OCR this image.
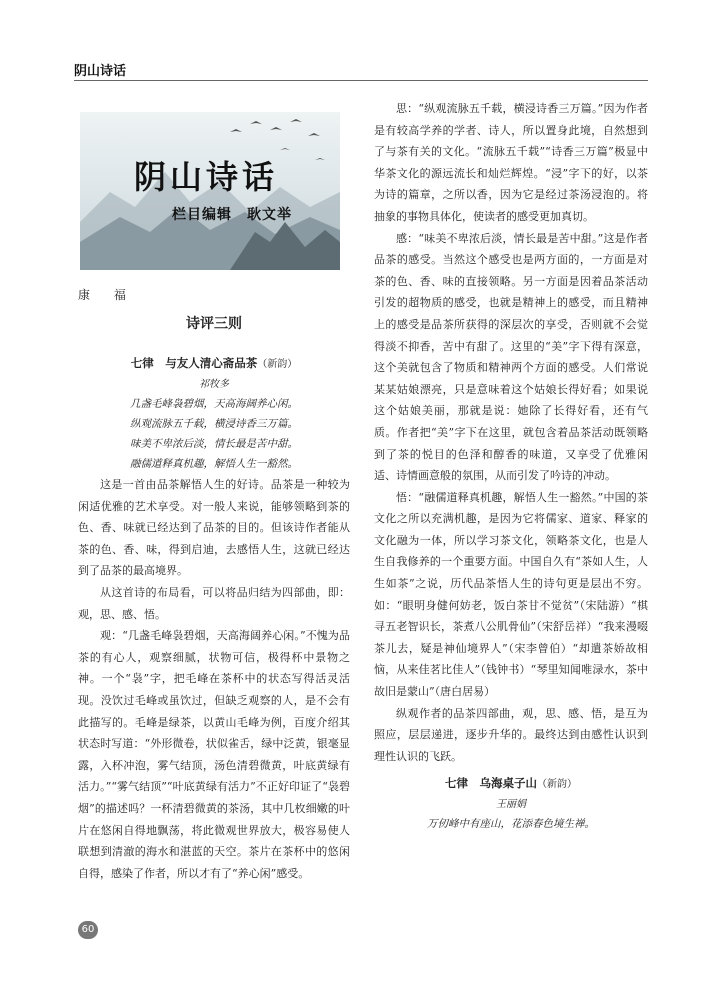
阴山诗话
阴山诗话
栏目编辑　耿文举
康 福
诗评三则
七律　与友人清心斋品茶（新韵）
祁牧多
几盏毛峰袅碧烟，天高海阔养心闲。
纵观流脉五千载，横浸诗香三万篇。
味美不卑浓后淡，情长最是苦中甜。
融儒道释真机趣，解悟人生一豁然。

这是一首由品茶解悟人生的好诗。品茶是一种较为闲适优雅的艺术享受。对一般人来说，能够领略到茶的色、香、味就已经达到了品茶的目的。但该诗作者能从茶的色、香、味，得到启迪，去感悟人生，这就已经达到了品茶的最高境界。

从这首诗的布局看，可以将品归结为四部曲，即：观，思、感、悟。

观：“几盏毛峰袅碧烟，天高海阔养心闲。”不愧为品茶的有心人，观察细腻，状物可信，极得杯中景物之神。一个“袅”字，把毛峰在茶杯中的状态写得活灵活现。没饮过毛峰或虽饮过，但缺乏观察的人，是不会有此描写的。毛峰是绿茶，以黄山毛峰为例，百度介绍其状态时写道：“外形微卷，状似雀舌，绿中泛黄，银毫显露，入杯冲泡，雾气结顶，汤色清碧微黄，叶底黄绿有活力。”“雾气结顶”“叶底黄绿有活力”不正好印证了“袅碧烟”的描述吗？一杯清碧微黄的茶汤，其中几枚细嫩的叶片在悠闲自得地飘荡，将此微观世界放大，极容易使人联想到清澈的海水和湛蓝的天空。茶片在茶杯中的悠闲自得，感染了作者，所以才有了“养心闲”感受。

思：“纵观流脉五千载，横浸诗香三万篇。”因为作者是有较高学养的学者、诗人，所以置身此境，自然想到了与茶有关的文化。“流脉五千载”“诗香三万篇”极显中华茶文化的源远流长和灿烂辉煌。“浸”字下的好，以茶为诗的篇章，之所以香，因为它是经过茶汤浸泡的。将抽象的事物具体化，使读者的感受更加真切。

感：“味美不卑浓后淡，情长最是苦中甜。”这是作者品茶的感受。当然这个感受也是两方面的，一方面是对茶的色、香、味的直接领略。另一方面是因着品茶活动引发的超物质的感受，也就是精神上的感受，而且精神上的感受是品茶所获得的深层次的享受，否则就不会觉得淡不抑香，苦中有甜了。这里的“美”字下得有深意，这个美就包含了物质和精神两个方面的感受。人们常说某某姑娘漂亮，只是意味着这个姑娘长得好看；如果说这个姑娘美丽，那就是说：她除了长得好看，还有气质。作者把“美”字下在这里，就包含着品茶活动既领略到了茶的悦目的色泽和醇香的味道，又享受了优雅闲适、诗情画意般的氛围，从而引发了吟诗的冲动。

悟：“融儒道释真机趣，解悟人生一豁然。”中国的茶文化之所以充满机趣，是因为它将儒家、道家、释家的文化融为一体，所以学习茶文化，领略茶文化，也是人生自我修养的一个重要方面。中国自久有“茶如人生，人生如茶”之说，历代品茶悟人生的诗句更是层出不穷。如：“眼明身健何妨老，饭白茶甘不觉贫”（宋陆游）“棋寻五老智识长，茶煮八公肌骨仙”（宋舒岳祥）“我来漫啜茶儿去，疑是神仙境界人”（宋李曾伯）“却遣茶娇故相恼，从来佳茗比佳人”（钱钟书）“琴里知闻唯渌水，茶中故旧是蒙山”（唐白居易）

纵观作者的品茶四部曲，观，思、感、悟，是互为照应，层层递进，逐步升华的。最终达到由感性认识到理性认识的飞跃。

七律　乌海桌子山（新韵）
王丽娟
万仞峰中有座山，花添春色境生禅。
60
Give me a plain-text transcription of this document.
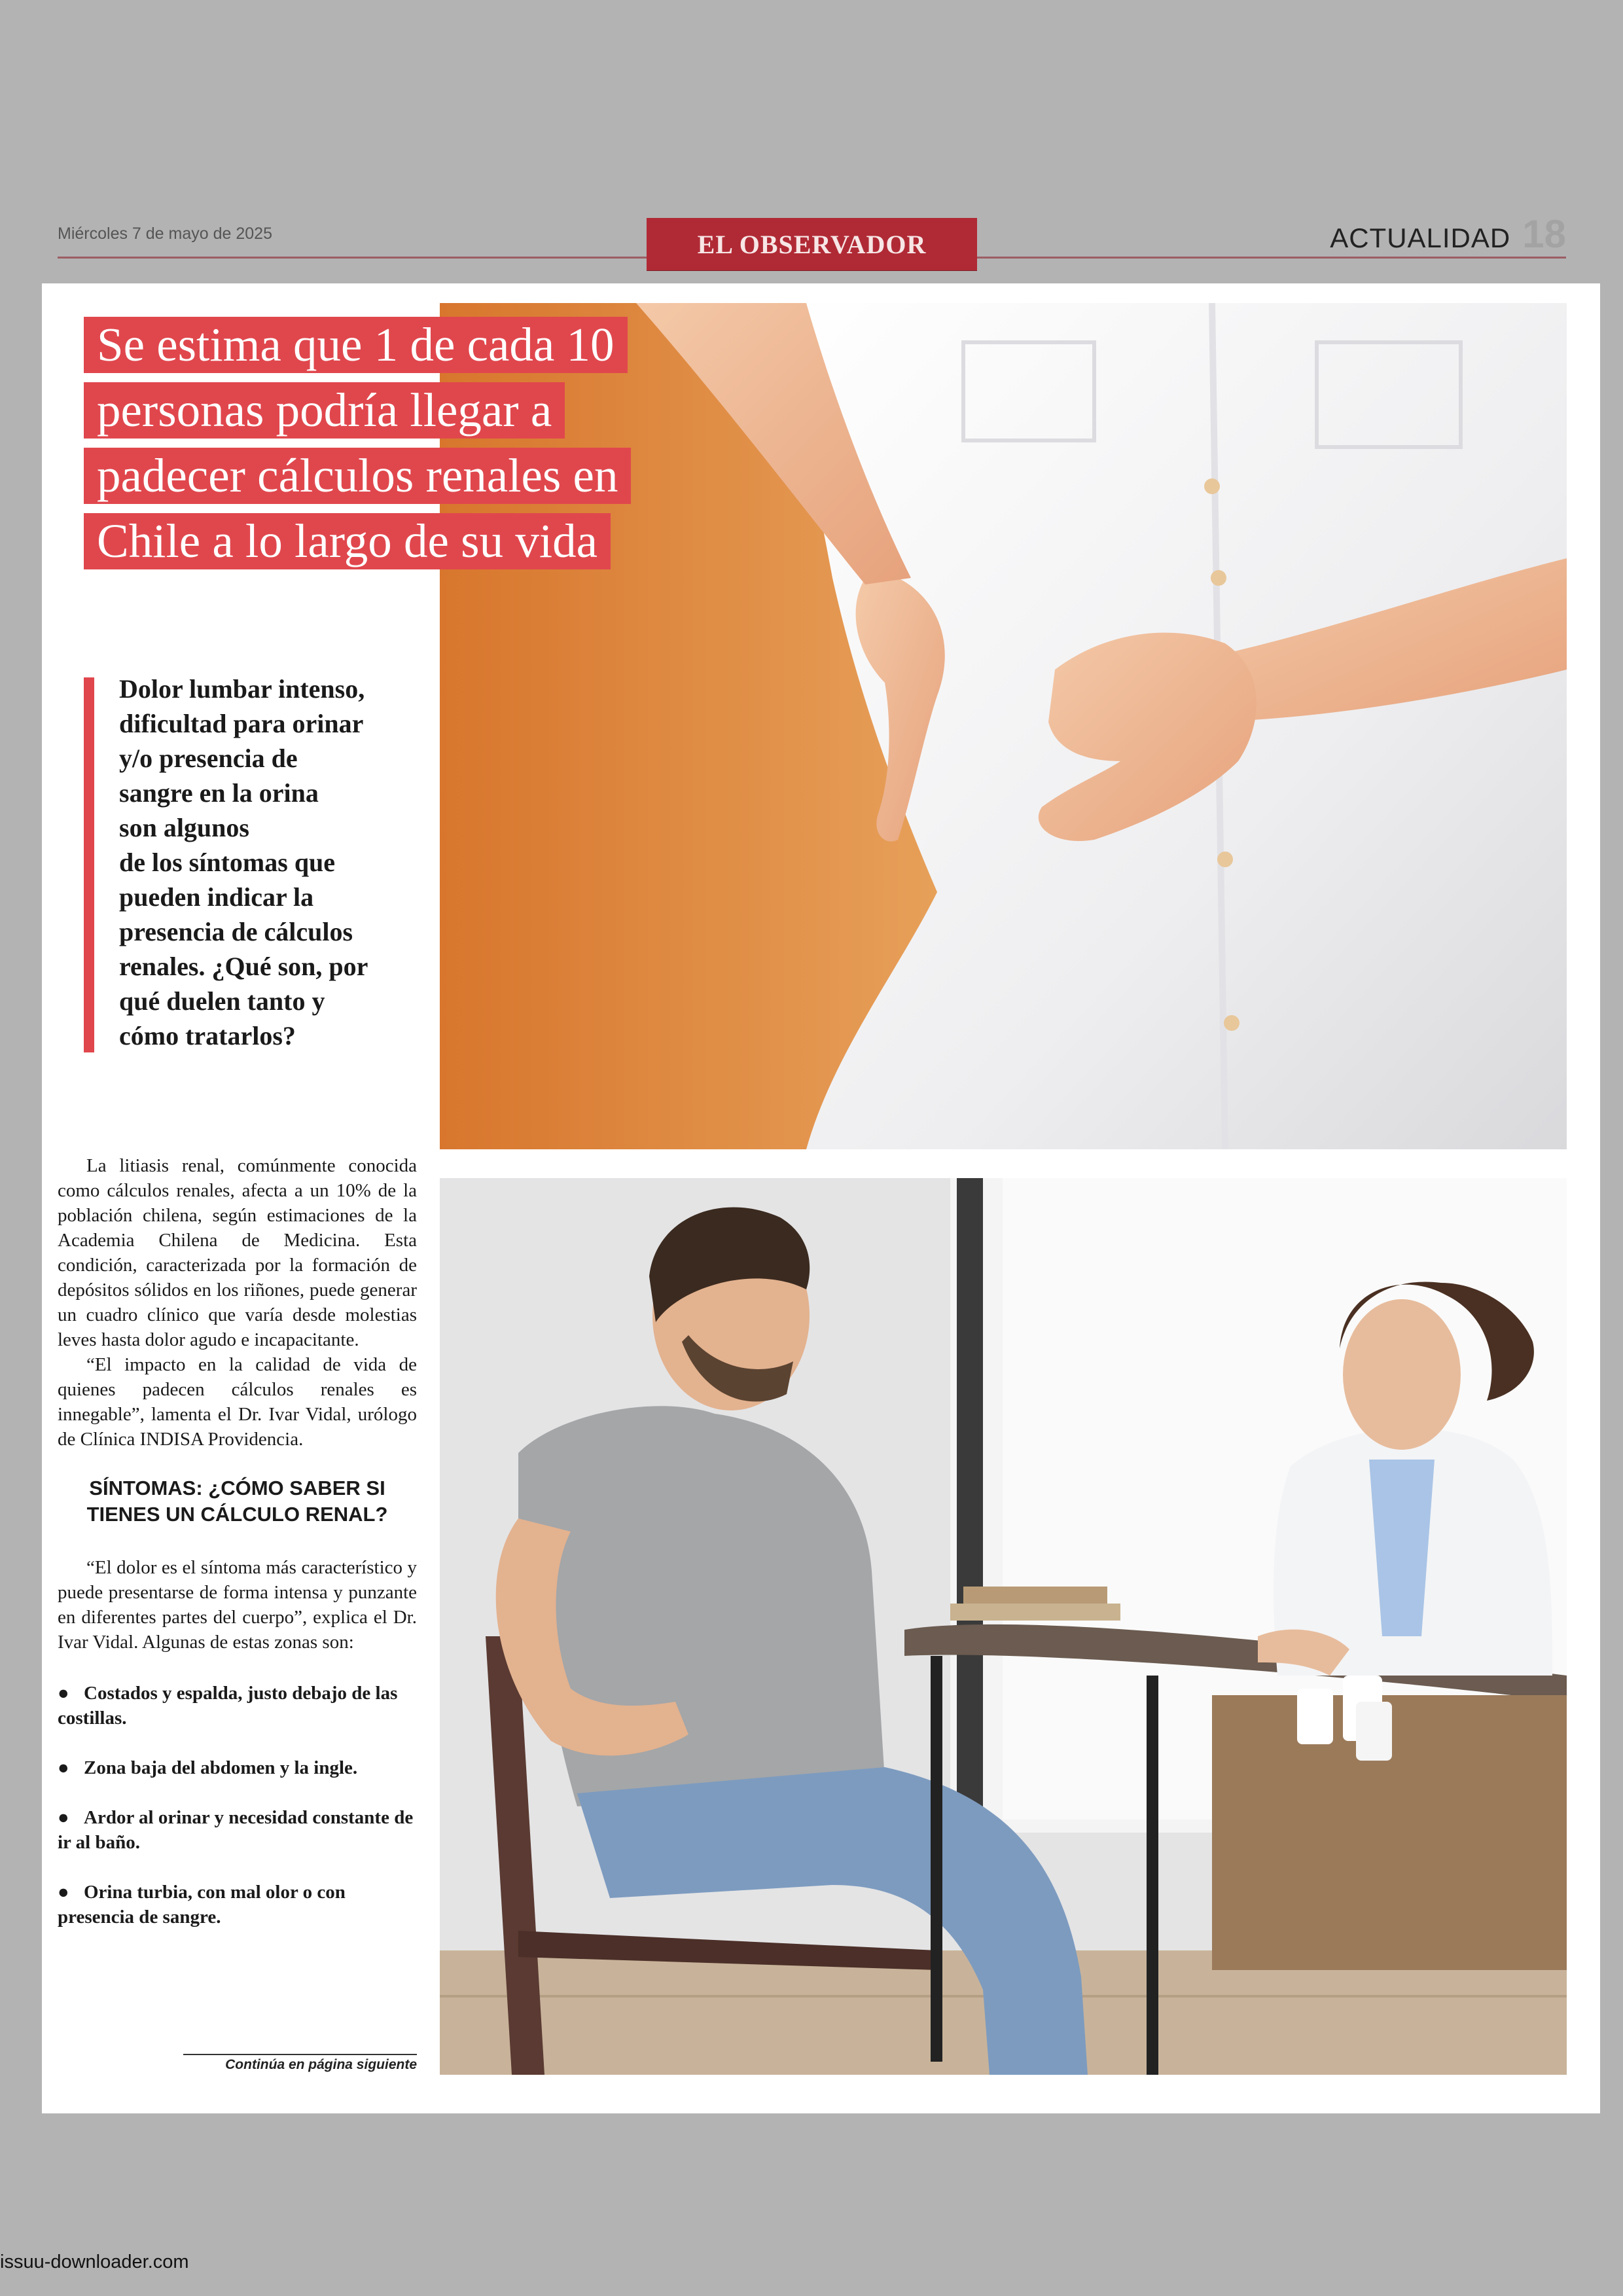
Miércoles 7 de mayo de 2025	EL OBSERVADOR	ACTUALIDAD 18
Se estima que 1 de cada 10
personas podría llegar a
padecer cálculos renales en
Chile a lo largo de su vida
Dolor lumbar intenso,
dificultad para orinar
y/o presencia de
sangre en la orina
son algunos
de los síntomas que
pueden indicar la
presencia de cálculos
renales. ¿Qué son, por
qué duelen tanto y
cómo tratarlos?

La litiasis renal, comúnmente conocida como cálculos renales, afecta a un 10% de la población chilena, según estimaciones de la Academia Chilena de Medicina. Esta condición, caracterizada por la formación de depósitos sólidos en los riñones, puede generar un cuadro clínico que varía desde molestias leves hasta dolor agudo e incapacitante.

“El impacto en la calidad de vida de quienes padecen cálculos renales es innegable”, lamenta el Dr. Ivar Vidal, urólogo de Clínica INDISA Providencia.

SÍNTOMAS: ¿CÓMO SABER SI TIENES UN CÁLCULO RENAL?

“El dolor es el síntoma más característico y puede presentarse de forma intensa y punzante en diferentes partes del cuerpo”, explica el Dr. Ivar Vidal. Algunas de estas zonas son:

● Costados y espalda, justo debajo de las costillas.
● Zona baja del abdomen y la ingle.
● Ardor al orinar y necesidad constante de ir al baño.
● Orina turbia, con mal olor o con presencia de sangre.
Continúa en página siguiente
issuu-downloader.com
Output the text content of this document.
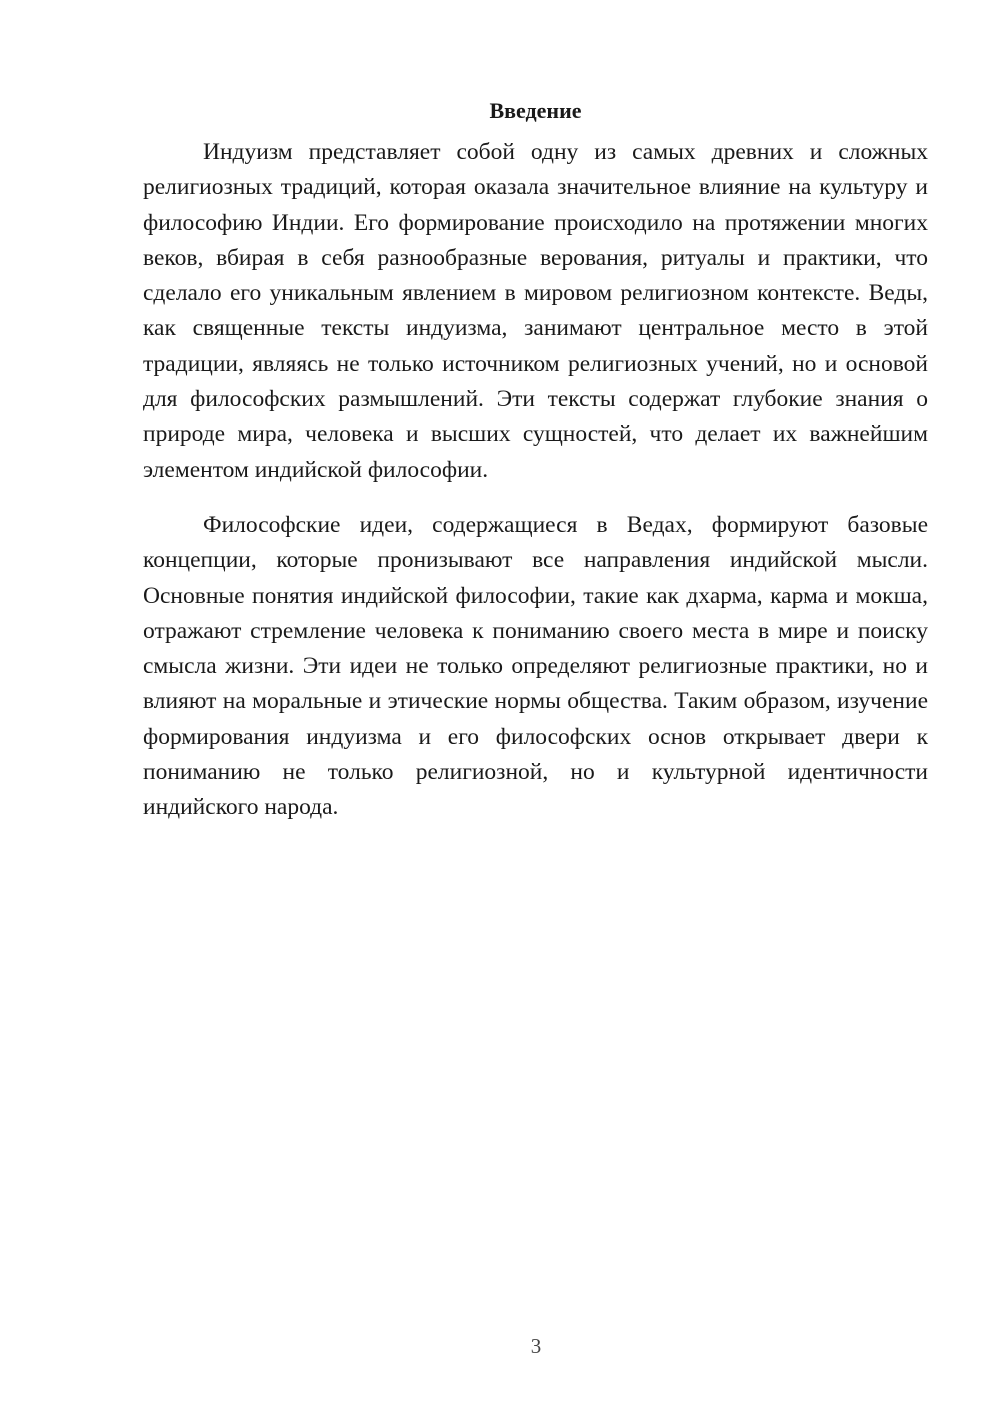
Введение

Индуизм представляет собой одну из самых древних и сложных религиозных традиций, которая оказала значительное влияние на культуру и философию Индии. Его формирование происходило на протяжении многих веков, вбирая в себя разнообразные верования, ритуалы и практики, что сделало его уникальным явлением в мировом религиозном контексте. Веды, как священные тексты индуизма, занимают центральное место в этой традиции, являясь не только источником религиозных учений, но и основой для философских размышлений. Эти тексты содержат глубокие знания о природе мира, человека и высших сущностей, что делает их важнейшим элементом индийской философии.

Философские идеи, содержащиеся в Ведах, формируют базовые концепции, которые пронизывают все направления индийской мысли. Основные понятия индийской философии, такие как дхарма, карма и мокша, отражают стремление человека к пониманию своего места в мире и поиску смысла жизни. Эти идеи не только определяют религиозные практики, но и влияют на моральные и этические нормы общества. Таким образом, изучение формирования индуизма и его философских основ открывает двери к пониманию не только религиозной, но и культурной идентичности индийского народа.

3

═══

In the records above, find each line that holds the word "味美不卑浓后淡"; copy all such lines.

• **Solution to this task**:
味美不卑浓后淡，情长最是苦中甜。
感：“味美不卑浓后淡，情长最是苦中甜。”这是作者品茶的感受。当然这个感受也是两方面的，一方面是对茶的色、香、味的直接领略。另一方面是因着品茶活动引发的超物质的感受，也就是精神上的感受，而且精神上的感受是品茶所获得的深层次的享受，否则就不会觉得淡不抑香，苦中有甜了。这里的“美”字下得有深意，这个美就包含了物质和精神两个方面的感受。人们常说某某姑娘漂亮，只是意味着这个姑娘长得好看；如果说这个姑娘美丽，那就是说：她除了长得好看，还有气质。作者把“美”字下在这里，就包含着品茶活动既领略到了茶的悦目的色泽和醇香的味道，又享受了优雅闲适、诗情画意般的氛围，从而引发了吟诗的冲动。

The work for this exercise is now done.